* Aim:
Write out each line of the listing as it stands, without the images.

## begin

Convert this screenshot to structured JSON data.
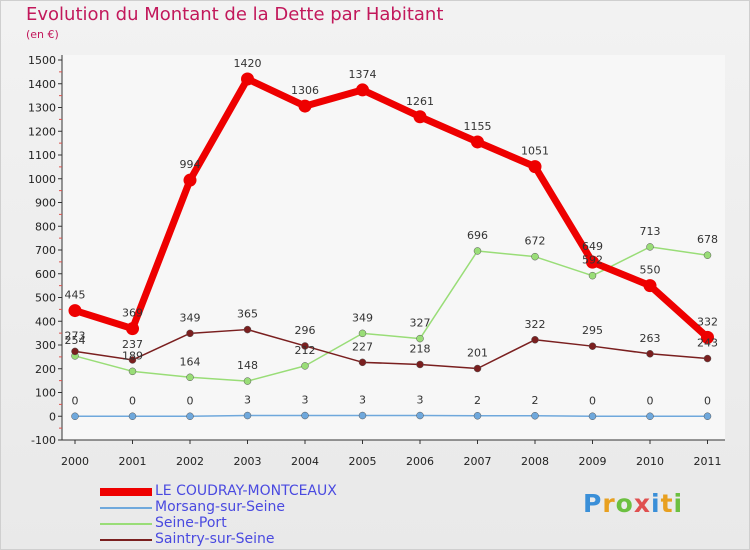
{
  "chart_data": {
    "type": "line",
    "title": "Evolution du Montant de la Dette par Habitant",
    "subtitle": "(en €)",
    "xlabel": "",
    "ylabel": "",
    "ylim": [
      -100,
      1500
    ],
    "yticks": [
      "-100",
      "0",
      "100",
      "200",
      "300",
      "400",
      "500",
      "600",
      "700",
      "800",
      "900",
      "1000",
      "1100",
      "1200",
      "1300",
      "1400",
      "1500"
    ],
    "x": [
      "2000",
      "2001",
      "2002",
      "2003",
      "2004",
      "2005",
      "2006",
      "2007",
      "2008",
      "2009",
      "2010",
      "2011"
    ],
    "grid": false,
    "legend_position": "bottom-left",
    "series": [
      {
        "name": "LE COUDRAY-MONTCEAUX",
        "color": "#ee0000",
        "values": [
          445,
          369,
          994,
          1420,
          1306,
          1374,
          1261,
          1155,
          1051,
          649,
          550,
          332
        ],
        "labels": [
          "445",
          "369",
          "994",
          "1420",
          "1306",
          "1374",
          "1261",
          "1155",
          "1051",
          "649",
          "550",
          "332"
        ]
      },
      {
        "name": "Morsang-sur-Seine",
        "color": "#6fa8dc",
        "values": [
          0,
          0,
          0,
          3,
          3,
          3,
          3,
          2,
          2,
          0,
          0,
          0
        ],
        "labels": [
          "0",
          "0",
          "0",
          "3",
          "3",
          "3",
          "3",
          "2",
          "2",
          "0",
          "0",
          "0"
        ]
      },
      {
        "name": "Seine-Port",
        "color": "#99dd77",
        "values": [
          254,
          189,
          164,
          148,
          212,
          349,
          327,
          696,
          672,
          592,
          713,
          678
        ],
        "labels": [
          "254",
          "189",
          "164",
          "148",
          "212",
          "349",
          "327",
          "696",
          "672",
          "592",
          "713",
          "678"
        ]
      },
      {
        "name": "Saintry-sur-Seine",
        "color": "#7a1f1f",
        "values": [
          273,
          237,
          349,
          365,
          296,
          227,
          218,
          201,
          322,
          295,
          263,
          243
        ],
        "labels": [
          "273",
          "237",
          "349",
          "365",
          "296",
          "227",
          "218",
          "201",
          "322",
          "295",
          "263",
          "243"
        ]
      }
    ]
  },
  "logo_text": "Proxiti"
}
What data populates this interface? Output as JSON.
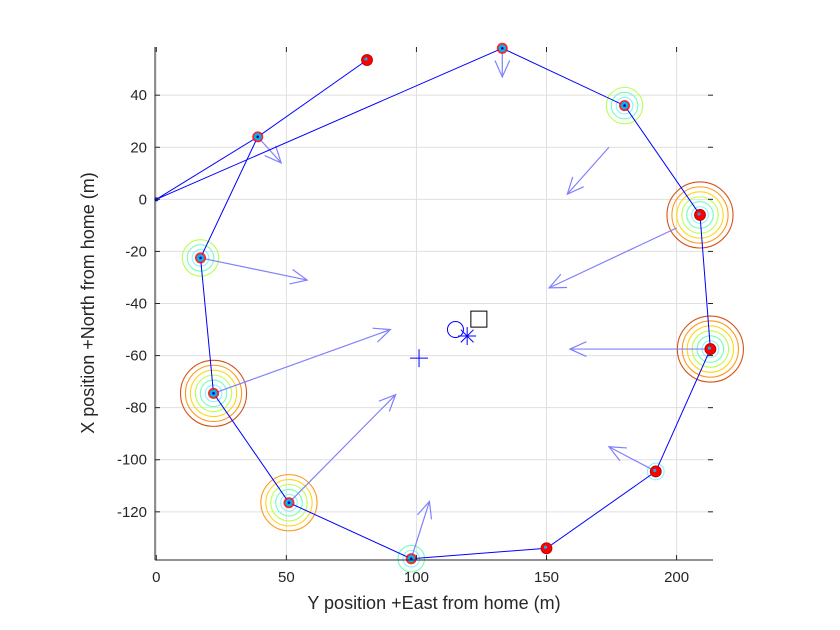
{
  "chart_data": {
    "type": "scatter",
    "title": "",
    "xlabel": "Y position +East from home (m)",
    "ylabel": "X position +North from home (m)",
    "xlim": [
      -0.5,
      214
    ],
    "ylim": [
      -138.5,
      58.5
    ],
    "xticks": [
      0,
      50,
      100,
      150,
      200
    ],
    "yticks": [
      -120,
      -100,
      -80,
      -60,
      -40,
      -20,
      0,
      20,
      40
    ],
    "grid": true,
    "colors": {
      "path": "#0000ff",
      "arrow": "#8080ff",
      "red_marker": "#ff0000",
      "cyan_marker": "#00b4f0",
      "rings": [
        "#80f0ff",
        "#60ffb0",
        "#b0ff40",
        "#ffd000",
        "#ff8c00",
        "#d04000"
      ]
    },
    "flight_path": [
      [
        81,
        53.5
      ],
      [
        39,
        24
      ],
      [
        0,
        0
      ],
      [
        133,
        58
      ],
      [
        180,
        36
      ],
      [
        209,
        -6
      ],
      [
        213,
        -57.5
      ],
      [
        192,
        -104.5
      ],
      [
        150,
        -134
      ],
      [
        98,
        -138
      ],
      [
        51,
        -116.5
      ],
      [
        22,
        -74.5
      ],
      [
        17,
        -22.5
      ],
      [
        39,
        24
      ]
    ],
    "waypoints": [
      {
        "x": 81,
        "y": 53.5,
        "kind": "red",
        "rings": 0
      },
      {
        "x": 39,
        "y": 24,
        "kind": "blue",
        "rings": 0
      },
      {
        "x": 133,
        "y": 58,
        "kind": "blue",
        "rings": 0
      },
      {
        "x": 180,
        "y": 36,
        "kind": "blue",
        "rings": 3
      },
      {
        "x": 209,
        "y": -6,
        "kind": "red",
        "rings": 6
      },
      {
        "x": 213,
        "y": -57.5,
        "kind": "red",
        "rings": 6
      },
      {
        "x": 192,
        "y": -104.5,
        "kind": "red",
        "rings": 1
      },
      {
        "x": 150,
        "y": -134,
        "kind": "red",
        "rings": 0
      },
      {
        "x": 98,
        "y": -138,
        "kind": "blue",
        "rings": 2
      },
      {
        "x": 51,
        "y": -116.5,
        "kind": "blue",
        "rings": 5
      },
      {
        "x": 22,
        "y": -74.5,
        "kind": "blue",
        "rings": 6
      },
      {
        "x": 17,
        "y": -22.5,
        "kind": "blue",
        "rings": 3
      }
    ],
    "vectors": [
      {
        "x0": 133,
        "y0": 58,
        "x1": 133,
        "y1": 47
      },
      {
        "x0": 39,
        "y0": 24,
        "x1": 48,
        "y1": 14
      },
      {
        "x0": 174,
        "y0": 20,
        "x1": 158,
        "y1": 2
      },
      {
        "x0": 200,
        "y0": -11,
        "x1": 151,
        "y1": -34
      },
      {
        "x0": 213,
        "y0": -57.5,
        "x1": 159,
        "y1": -57.5
      },
      {
        "x0": 192,
        "y0": -104.5,
        "x1": 174,
        "y1": -95
      },
      {
        "x0": 98,
        "y0": -138,
        "x1": 105,
        "y1": -116
      },
      {
        "x0": 51,
        "y0": -116.5,
        "x1": 92,
        "y1": -75
      },
      {
        "x0": 22,
        "y0": -74.5,
        "x1": 90,
        "y1": -50
      },
      {
        "x0": 17,
        "y0": -22.5,
        "x1": 58,
        "y1": -31
      }
    ],
    "centers": [
      {
        "marker": "plus",
        "x": 101,
        "y": -61
      },
      {
        "marker": "circle",
        "x": 115,
        "y": -50
      },
      {
        "marker": "square",
        "x": 124,
        "y": -46
      },
      {
        "marker": "asterisk",
        "x": 119.5,
        "y": -52.5
      }
    ]
  }
}
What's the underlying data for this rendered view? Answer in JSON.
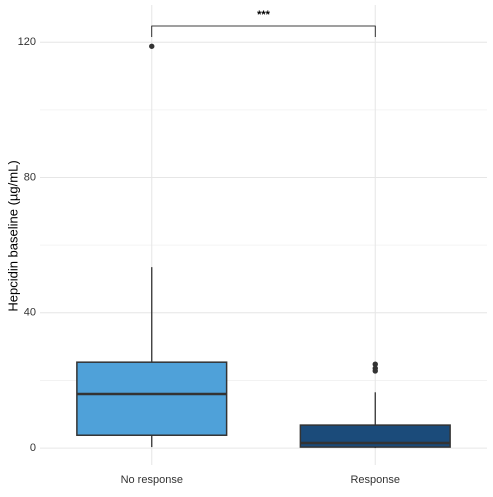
{
  "chart_data": {
    "type": "box",
    "y_label": "Hepcidin baseline (µg/mL)",
    "categories": [
      "No response",
      "Response"
    ],
    "boxes": [
      {
        "color": "#4fa1d9",
        "min": 0.3,
        "q1": 3.8,
        "median": 16,
        "q3": 25.4,
        "max": 53.5,
        "outliers": [
          118.8
        ]
      },
      {
        "color": "#1b4b7a",
        "min": 0,
        "q1": 0.3,
        "median": 1.5,
        "q3": 6.8,
        "max": 16.5,
        "outliers": [
          24.8,
          23.6,
          22.8
        ]
      }
    ],
    "annotation": "***",
    "ylim": [
      -5,
      131
    ],
    "yticks": [
      0,
      40,
      80,
      120
    ],
    "grid": true,
    "minor_grid": true
  }
}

## end

* Full output:
Convert this screenshot to structured JSON data.
{
  "chart_data": {
    "type": "line",
    "title": "Evolution du Montant de la Dette par Habitant",
    "subtitle": "(en €)",
    "xlabel": "",
    "ylabel": "",
    "ylim": [
      -100,
      1500
    ],
    "yticks": [
      "-100",
      "0",
      "100",
      "200",
      "300",
      "400",
      "500",
      "600",
      "700",
      "800",
      "900",
      "1000",
      "1100",
      "1200",
      "1300",
      "1400",
      "1500"
    ],
    "x": [
      "2000",
      "2001",
      "2002",
      "2003",
      "2004",
      "2005",
      "2006",
      "2007",
      "2008",
      "2009",
      "2010",
      "2011"
    ],
    "grid": false,
    "legend_position": "bottom-left",
    "series": [
      {
        "name": "LE COUDRAY-MONTCEAUX",
        "color": "#ee0000",
        "values": [
          445,
          369,
          994,
          1420,
          1306,
          1374,
          1261,
          1155,
          1051,
          649,
          550,
          332
        ],
        "labels": [
          "445",
          "369",
          "994",
          "1420",
          "1306",
          "1374",
          "1261",
          "1155",
          "1051",
          "649",
          "550",
          "332"
        ]
      },
      {
        "name": "Morsang-sur-Seine",
        "color": "#6fa8dc",
        "values": [
          0,
          0,
          0,
          3,
          3,
          3,
          3,
          2,
          2,
          0,
          0,
          0
        ],
        "labels": [
          "0",
          "0",
          "0",
          "3",
          "3",
          "3",
          "3",
          "2",
          "2",
          "0",
          "0",
          "0"
        ]
      },
      {
        "name": "Seine-Port",
        "color": "#99dd77",
        "values": [
          254,
          189,
          164,
          148,
          212,
          349,
          327,
          696,
          672,
          592,
          713,
          678
        ],
        "labels": [
          "254",
          "189",
          "164",
          "148",
          "212",
          "349",
          "327",
          "696",
          "672",
          "592",
          "713",
          "678"
        ]
      },
      {
        "name": "Saintry-sur-Seine",
        "color": "#7a1f1f",
        "values": [
          273,
          237,
          349,
          365,
          296,
          227,
          218,
          201,
          322,
          295,
          263,
          243
        ],
        "labels": [
          "273",
          "237",
          "349",
          "365",
          "296",
          "227",
          "218",
          "201",
          "322",
          "295",
          "263",
          "243"
        ]
      }
    ]
  },
  "logo_text": "Proxiti"
}
What data populates this interface? Output as JSON.
{
  "chart_data": {
    "type": "scatter",
    "title": "",
    "xlabel": "Y position +East from home (m)",
    "ylabel": "X position +North from home (m)",
    "xlim": [
      -0.5,
      214
    ],
    "ylim": [
      -138.5,
      58.5
    ],
    "xticks": [
      0,
      50,
      100,
      150,
      200
    ],
    "yticks": [
      -120,
      -100,
      -80,
      -60,
      -40,
      -20,
      0,
      20,
      40
    ],
    "grid": true,
    "colors": {
      "path": "#0000ff",
      "arrow": "#8080ff",
      "red_marker": "#ff0000",
      "cyan_marker": "#00b4f0",
      "rings": [
        "#80f0ff",
        "#60ffb0",
        "#b0ff40",
        "#ffd000",
        "#ff8c00",
        "#d04000"
      ]
    },
    "flight_path": [
      [
        81,
        53.5
      ],
      [
        39,
        24
      ],
      [
        0,
        0
      ],
      [
        133,
        58
      ],
      [
        180,
        36
      ],
      [
        209,
        -6
      ],
      [
        213,
        -57.5
      ],
      [
        192,
        -104.5
      ],
      [
        150,
        -134
      ],
      [
        98,
        -138
      ],
      [
        51,
        -116.5
      ],
      [
        22,
        -74.5
      ],
      [
        17,
        -22.5
      ],
      [
        39,
        24
      ]
    ],
    "waypoints": [
      {
        "x": 81,
        "y": 53.5,
        "kind": "red",
        "rings": 0
      },
      {
        "x": 39,
        "y": 24,
        "kind": "blue",
        "rings": 0
      },
      {
        "x": 133,
        "y": 58,
        "kind": "blue",
        "rings": 0
      },
      {
        "x": 180,
        "y": 36,
        "kind": "blue",
        "rings": 3
      },
      {
        "x": 209,
        "y": -6,
        "kind": "red",
        "rings": 6
      },
      {
        "x": 213,
        "y": -57.5,
        "kind": "red",
        "rings": 6
      },
      {
        "x": 192,
        "y": -104.5,
        "kind": "red",
        "rings": 1
      },
      {
        "x": 150,
        "y": -134,
        "kind": "red",
        "rings": 0
      },
      {
        "x": 98,
        "y": -138,
        "kind": "blue",
        "rings": 2
      },
      {
        "x": 51,
        "y": -116.5,
        "kind": "blue",
        "rings": 5
      },
      {
        "x": 22,
        "y": -74.5,
        "kind": "blue",
        "rings": 6
      },
      {
        "x": 17,
        "y": -22.5,
        "kind": "blue",
        "rings": 3
      }
    ],
    "vectors": [
      {
        "x0": 133,
        "y0": 58,
        "x1": 133,
        "y1": 47
      },
      {
        "x0": 39,
        "y0": 24,
        "x1": 48,
        "y1": 14
      },
      {
        "x0": 174,
        "y0": 20,
        "x1": 158,
        "y1": 2
      },
      {
        "x0": 200,
        "y0": -11,
        "x1": 151,
        "y1": -34
      },
      {
        "x0": 213,
        "y0": -57.5,
        "x1": 159,
        "y1": -57.5
      },
      {
        "x0": 192,
        "y0": -104.5,
        "x1": 174,
        "y1": -95
      },
      {
        "x0": 98,
        "y0": -138,
        "x1": 105,
        "y1": -116
      },
      {
        "x0": 51,
        "y0": -116.5,
        "x1": 92,
        "y1": -75
      },
      {
        "x0": 22,
        "y0": -74.5,
        "x1": 90,
        "y1": -50
      },
      {
        "x0": 17,
        "y0": -22.5,
        "x1": 58,
        "y1": -31
      }
    ],
    "centers": [
      {
        "marker": "plus",
        "x": 101,
        "y": -61
      },
      {
        "marker": "circle",
        "x": 115,
        "y": -50
      },
      {
        "marker": "square",
        "x": 124,
        "y": -46
      },
      {
        "marker": "asterisk",
        "x": 119.5,
        "y": -52.5
      }
    ]
  }
}
What's the underlying data for this rendered view? Answer in JSON.
{
  "chart_data": {
    "type": "box",
    "y_label": "Hepcidin baseline (µg/mL)",
    "categories": [
      "No response",
      "Response"
    ],
    "boxes": [
      {
        "color": "#4fa1d9",
        "min": 0.3,
        "q1": 3.8,
        "median": 16,
        "q3": 25.4,
        "max": 53.5,
        "outliers": [
          118.8
        ]
      },
      {
        "color": "#1b4b7a",
        "min": 0,
        "q1": 0.3,
        "median": 1.5,
        "q3": 6.8,
        "max": 16.5,
        "outliers": [
          24.8,
          23.6,
          22.8
        ]
      }
    ],
    "annotation": "***",
    "ylim": [
      -5,
      131
    ],
    "yticks": [
      0,
      40,
      80,
      120
    ],
    "grid": true,
    "minor_grid": true
  }
}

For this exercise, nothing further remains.